Start of SUPPLIED ENTRIES

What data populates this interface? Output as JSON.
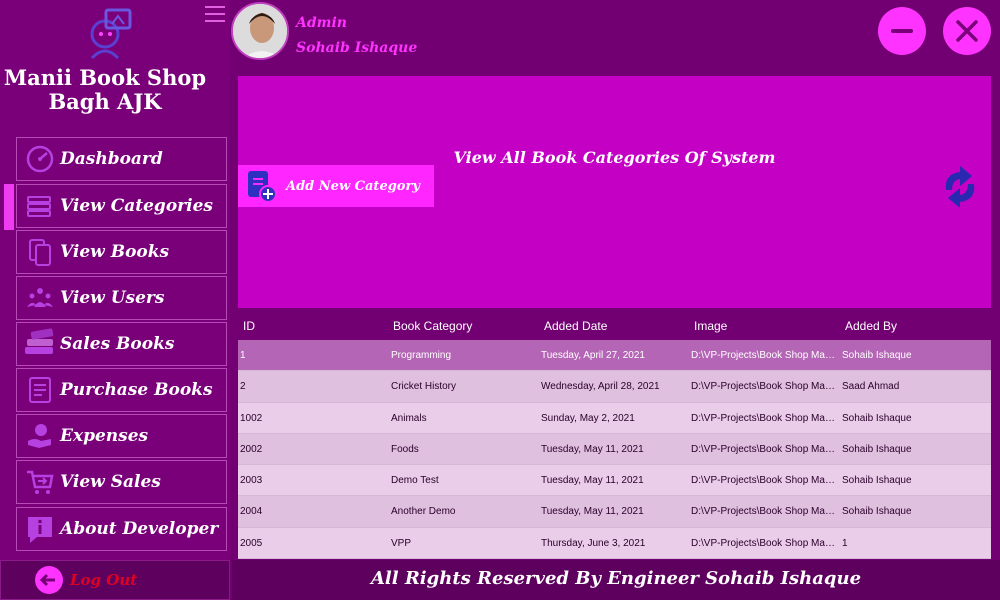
{
  "app": {
    "shop_name_line1": "Manii Book Shop",
    "shop_name_line2": "Bagh AJK"
  },
  "user": {
    "role": "Admin",
    "name": "Sohaib Ishaque"
  },
  "sidebar": {
    "items": [
      {
        "label": "Dashboard",
        "icon": "dashboard-gauge-icon"
      },
      {
        "label": "View Categories",
        "icon": "categories-icon",
        "active": true
      },
      {
        "label": "View Books",
        "icon": "books-icon"
      },
      {
        "label": "View Users",
        "icon": "users-icon"
      },
      {
        "label": "Sales Books",
        "icon": "book-stack-icon"
      },
      {
        "label": "Purchase Books",
        "icon": "receipt-icon"
      },
      {
        "label": "Expenses",
        "icon": "hand-money-icon"
      },
      {
        "label": "View Sales",
        "icon": "cart-icon"
      },
      {
        "label": "About Developer",
        "icon": "info-icon"
      }
    ],
    "logout_label": "Log Out"
  },
  "banner": {
    "title": "View All Book Categories Of System",
    "add_button_label": "Add New Category"
  },
  "table": {
    "headers": [
      "ID",
      "Book Category",
      "Added Date",
      "Image",
      "Added By"
    ],
    "rows": [
      {
        "id": "1",
        "category": "Programming",
        "date": "Tuesday, April 27, 2021",
        "image": "D:\\VP-Projects\\Book Shop Man...",
        "by": "Sohaib Ishaque"
      },
      {
        "id": "2",
        "category": "Cricket History",
        "date": "Wednesday, April 28, 2021",
        "image": "D:\\VP-Projects\\Book Shop Man...",
        "by": "Saad Ahmad"
      },
      {
        "id": "1002",
        "category": "Animals",
        "date": "Sunday, May 2, 2021",
        "image": "D:\\VP-Projects\\Book Shop Man...",
        "by": "Sohaib Ishaque"
      },
      {
        "id": "2002",
        "category": "Foods",
        "date": "Tuesday, May 11, 2021",
        "image": "D:\\VP-Projects\\Book Shop Man...",
        "by": "Sohaib Ishaque"
      },
      {
        "id": "2003",
        "category": "Demo Test",
        "date": "Tuesday, May 11, 2021",
        "image": "D:\\VP-Projects\\Book Shop Man...",
        "by": "Sohaib Ishaque"
      },
      {
        "id": "2004",
        "category": "Another Demo",
        "date": "Tuesday, May 11, 2021",
        "image": "D:\\VP-Projects\\Book Shop Man...",
        "by": "Sohaib Ishaque"
      },
      {
        "id": "2005",
        "category": "VPP",
        "date": "Thursday, June 3, 2021",
        "image": "D:\\VP-Projects\\Book Shop Man...",
        "by": "1"
      }
    ]
  },
  "footer": {
    "text": "All Rights Reserved By Engineer Sohaib Ishaque"
  },
  "colors": {
    "background": "#730073",
    "banner": "#c300c3",
    "accent": "#ff33ff",
    "selected_row": "#b565b5"
  }
}
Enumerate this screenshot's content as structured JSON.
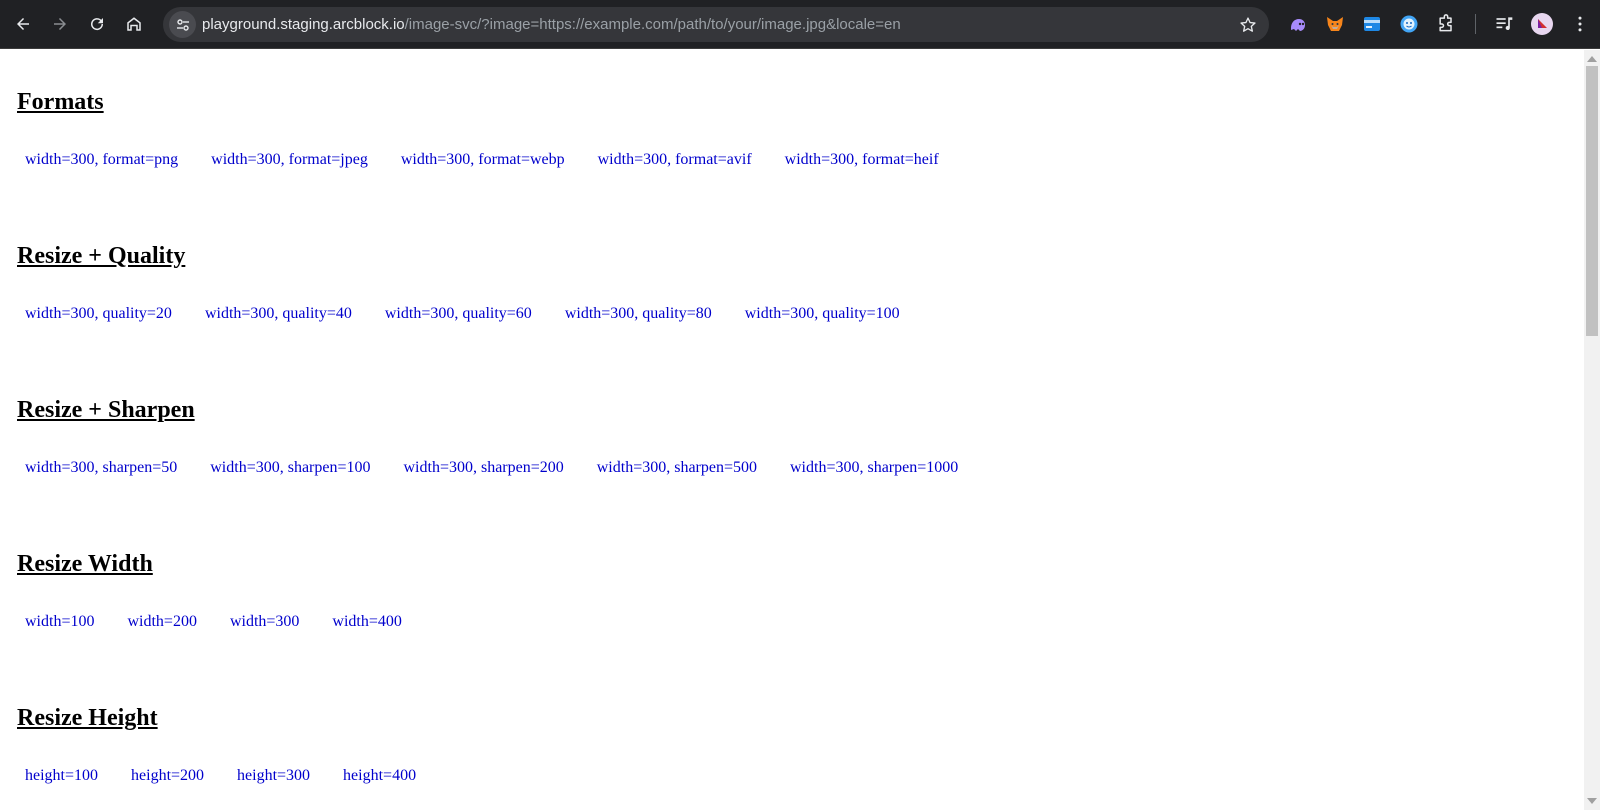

End of SUPPLIED ENTRIES

Take each line containing the string "JSON" and copy it out.

[TASK RESULT]:
What data populates this interface? Output as JSON.
Enumerate this screenshot's content as structured JSON.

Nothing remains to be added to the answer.